## Task objective
All the records that follow need to be reproduced exactly. Omit the images.
[Opening Data for the task section]
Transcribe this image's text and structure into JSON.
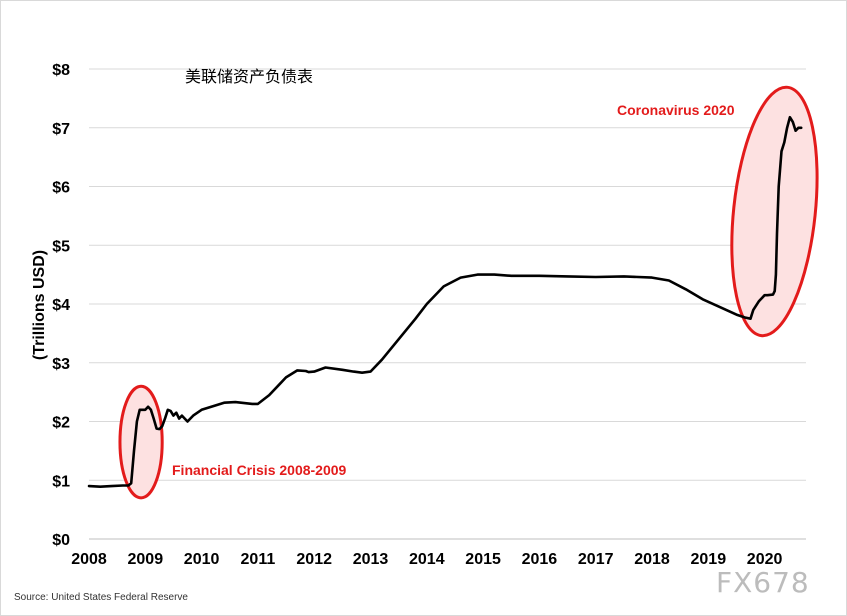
{
  "chart_data": {
    "type": "line",
    "title": "美联储资产负债表",
    "ylabel": "(Trillions USD)",
    "xlabel": "",
    "xlim": [
      2008,
      2020.7
    ],
    "ylim": [
      0,
      8
    ],
    "x_ticks": [
      {
        "value": 2008,
        "label": "2008"
      },
      {
        "value": 2009,
        "label": "2009"
      },
      {
        "value": 2010,
        "label": "2010"
      },
      {
        "value": 2011,
        "label": "2011"
      },
      {
        "value": 2012,
        "label": "2012"
      },
      {
        "value": 2013,
        "label": "2013"
      },
      {
        "value": 2014,
        "label": "2014"
      },
      {
        "value": 2015,
        "label": "2015"
      },
      {
        "value": 2016,
        "label": "2016"
      },
      {
        "value": 2017,
        "label": "2017"
      },
      {
        "value": 2018,
        "label": "2018"
      },
      {
        "value": 2019,
        "label": "2019"
      },
      {
        "value": 2020,
        "label": "2020"
      }
    ],
    "y_ticks": [
      {
        "value": 0,
        "label": "$0"
      },
      {
        "value": 1,
        "label": "$1"
      },
      {
        "value": 2,
        "label": "$2"
      },
      {
        "value": 3,
        "label": "$3"
      },
      {
        "value": 4,
        "label": "$4"
      },
      {
        "value": 5,
        "label": "$5"
      },
      {
        "value": 6,
        "label": "$6"
      },
      {
        "value": 7,
        "label": "$7"
      },
      {
        "value": 8,
        "label": "$8"
      }
    ],
    "grid": "horizontal",
    "series": [
      {
        "name": "Federal Reserve Balance Sheet",
        "color": "#000000",
        "x": [
          2008.0,
          2008.2,
          2008.4,
          2008.6,
          2008.7,
          2008.75,
          2008.8,
          2008.85,
          2008.9,
          2009.0,
          2009.05,
          2009.1,
          2009.15,
          2009.2,
          2009.25,
          2009.3,
          2009.35,
          2009.4,
          2009.45,
          2009.5,
          2009.55,
          2009.6,
          2009.65,
          2009.75,
          2009.85,
          2010.0,
          2010.2,
          2010.4,
          2010.6,
          2010.8,
          2010.9,
          2011.0,
          2011.2,
          2011.4,
          2011.5,
          2011.7,
          2011.85,
          2011.9,
          2012.0,
          2012.2,
          2012.5,
          2012.7,
          2012.85,
          2013.0,
          2013.2,
          2013.5,
          2013.8,
          2014.0,
          2014.3,
          2014.6,
          2014.9,
          2015.2,
          2015.5,
          2016.0,
          2016.5,
          2017.0,
          2017.5,
          2018.0,
          2018.3,
          2018.6,
          2018.9,
          2019.2,
          2019.5,
          2019.65,
          2019.75,
          2019.8,
          2019.9,
          2020.0,
          2020.05,
          2020.15,
          2020.18,
          2020.2,
          2020.22,
          2020.25,
          2020.3,
          2020.35,
          2020.4,
          2020.45,
          2020.5,
          2020.55,
          2020.6,
          2020.65
        ],
        "values": [
          0.9,
          0.89,
          0.9,
          0.91,
          0.91,
          0.95,
          1.5,
          2.0,
          2.2,
          2.2,
          2.25,
          2.2,
          2.05,
          1.88,
          1.87,
          1.92,
          2.05,
          2.2,
          2.18,
          2.1,
          2.15,
          2.05,
          2.1,
          2.0,
          2.1,
          2.2,
          2.26,
          2.32,
          2.33,
          2.31,
          2.3,
          2.3,
          2.45,
          2.65,
          2.75,
          2.87,
          2.86,
          2.84,
          2.85,
          2.92,
          2.88,
          2.85,
          2.83,
          2.85,
          3.05,
          3.4,
          3.75,
          4.0,
          4.3,
          4.45,
          4.5,
          4.5,
          4.48,
          4.48,
          4.47,
          4.46,
          4.47,
          4.45,
          4.4,
          4.25,
          4.08,
          3.95,
          3.82,
          3.77,
          3.75,
          3.9,
          4.05,
          4.15,
          4.15,
          4.16,
          4.22,
          4.5,
          5.2,
          6.0,
          6.6,
          6.75,
          7.0,
          7.18,
          7.1,
          6.95,
          7.0,
          7.0
        ]
      }
    ],
    "annotations": [
      {
        "text": "Financial Crisis 2008-2009",
        "color": "#e31b1b",
        "highlight_x": [
          2008.55,
          2009.3
        ],
        "highlight_y": [
          0.7,
          2.6
        ]
      },
      {
        "text": "Coronavirus 2020",
        "color": "#e31b1b",
        "highlight_x": [
          2019.45,
          2020.9
        ],
        "highlight_y": [
          3.45,
          7.7
        ]
      }
    ]
  },
  "source_note": "Source: United States Federal Reserve",
  "watermark": "FX678"
}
[Closing Data for the task section]
## Exercise answer
Transcribe this image's text and structure into JSON.
{
  "chart_data": {
    "type": "line",
    "title": "美联储资产负债表",
    "ylabel": "(Trillions USD)",
    "xlabel": "",
    "xlim": [
      2008,
      2020.7
    ],
    "ylim": [
      0,
      8
    ],
    "x_ticks": [
      {
        "value": 2008,
        "label": "2008"
      },
      {
        "value": 2009,
        "label": "2009"
      },
      {
        "value": 2010,
        "label": "2010"
      },
      {
        "value": 2011,
        "label": "2011"
      },
      {
        "value": 2012,
        "label": "2012"
      },
      {
        "value": 2013,
        "label": "2013"
      },
      {
        "value": 2014,
        "label": "2014"
      },
      {
        "value": 2015,
        "label": "2015"
      },
      {
        "value": 2016,
        "label": "2016"
      },
      {
        "value": 2017,
        "label": "2017"
      },
      {
        "value": 2018,
        "label": "2018"
      },
      {
        "value": 2019,
        "label": "2019"
      },
      {
        "value": 2020,
        "label": "2020"
      }
    ],
    "y_ticks": [
      {
        "value": 0,
        "label": "$0"
      },
      {
        "value": 1,
        "label": "$1"
      },
      {
        "value": 2,
        "label": "$2"
      },
      {
        "value": 3,
        "label": "$3"
      },
      {
        "value": 4,
        "label": "$4"
      },
      {
        "value": 5,
        "label": "$5"
      },
      {
        "value": 6,
        "label": "$6"
      },
      {
        "value": 7,
        "label": "$7"
      },
      {
        "value": 8,
        "label": "$8"
      }
    ],
    "grid": "horizontal",
    "series": [
      {
        "name": "Federal Reserve Balance Sheet",
        "color": "#000000",
        "x": [
          2008.0,
          2008.2,
          2008.4,
          2008.6,
          2008.7,
          2008.75,
          2008.8,
          2008.85,
          2008.9,
          2009.0,
          2009.05,
          2009.1,
          2009.15,
          2009.2,
          2009.25,
          2009.3,
          2009.35,
          2009.4,
          2009.45,
          2009.5,
          2009.55,
          2009.6,
          2009.65,
          2009.75,
          2009.85,
          2010.0,
          2010.2,
          2010.4,
          2010.6,
          2010.8,
          2010.9,
          2011.0,
          2011.2,
          2011.4,
          2011.5,
          2011.7,
          2011.85,
          2011.9,
          2012.0,
          2012.2,
          2012.5,
          2012.7,
          2012.85,
          2013.0,
          2013.2,
          2013.5,
          2013.8,
          2014.0,
          2014.3,
          2014.6,
          2014.9,
          2015.2,
          2015.5,
          2016.0,
          2016.5,
          2017.0,
          2017.5,
          2018.0,
          2018.3,
          2018.6,
          2018.9,
          2019.2,
          2019.5,
          2019.65,
          2019.75,
          2019.8,
          2019.9,
          2020.0,
          2020.05,
          2020.15,
          2020.18,
          2020.2,
          2020.22,
          2020.25,
          2020.3,
          2020.35,
          2020.4,
          2020.45,
          2020.5,
          2020.55,
          2020.6,
          2020.65
        ],
        "values": [
          0.9,
          0.89,
          0.9,
          0.91,
          0.91,
          0.95,
          1.5,
          2.0,
          2.2,
          2.2,
          2.25,
          2.2,
          2.05,
          1.88,
          1.87,
          1.92,
          2.05,
          2.2,
          2.18,
          2.1,
          2.15,
          2.05,
          2.1,
          2.0,
          2.1,
          2.2,
          2.26,
          2.32,
          2.33,
          2.31,
          2.3,
          2.3,
          2.45,
          2.65,
          2.75,
          2.87,
          2.86,
          2.84,
          2.85,
          2.92,
          2.88,
          2.85,
          2.83,
          2.85,
          3.05,
          3.4,
          3.75,
          4.0,
          4.3,
          4.45,
          4.5,
          4.5,
          4.48,
          4.48,
          4.47,
          4.46,
          4.47,
          4.45,
          4.4,
          4.25,
          4.08,
          3.95,
          3.82,
          3.77,
          3.75,
          3.9,
          4.05,
          4.15,
          4.15,
          4.16,
          4.22,
          4.5,
          5.2,
          6.0,
          6.6,
          6.75,
          7.0,
          7.18,
          7.1,
          6.95,
          7.0,
          7.0
        ]
      }
    ],
    "annotations": [
      {
        "text": "Financial Crisis 2008-2009",
        "color": "#e31b1b",
        "highlight_x": [
          2008.55,
          2009.3
        ],
        "highlight_y": [
          0.7,
          2.6
        ]
      },
      {
        "text": "Coronavirus 2020",
        "color": "#e31b1b",
        "highlight_x": [
          2019.45,
          2020.9
        ],
        "highlight_y": [
          3.45,
          7.7
        ]
      }
    ]
  },
  "source_note": "Source: United States Federal Reserve",
  "watermark": "FX678"
}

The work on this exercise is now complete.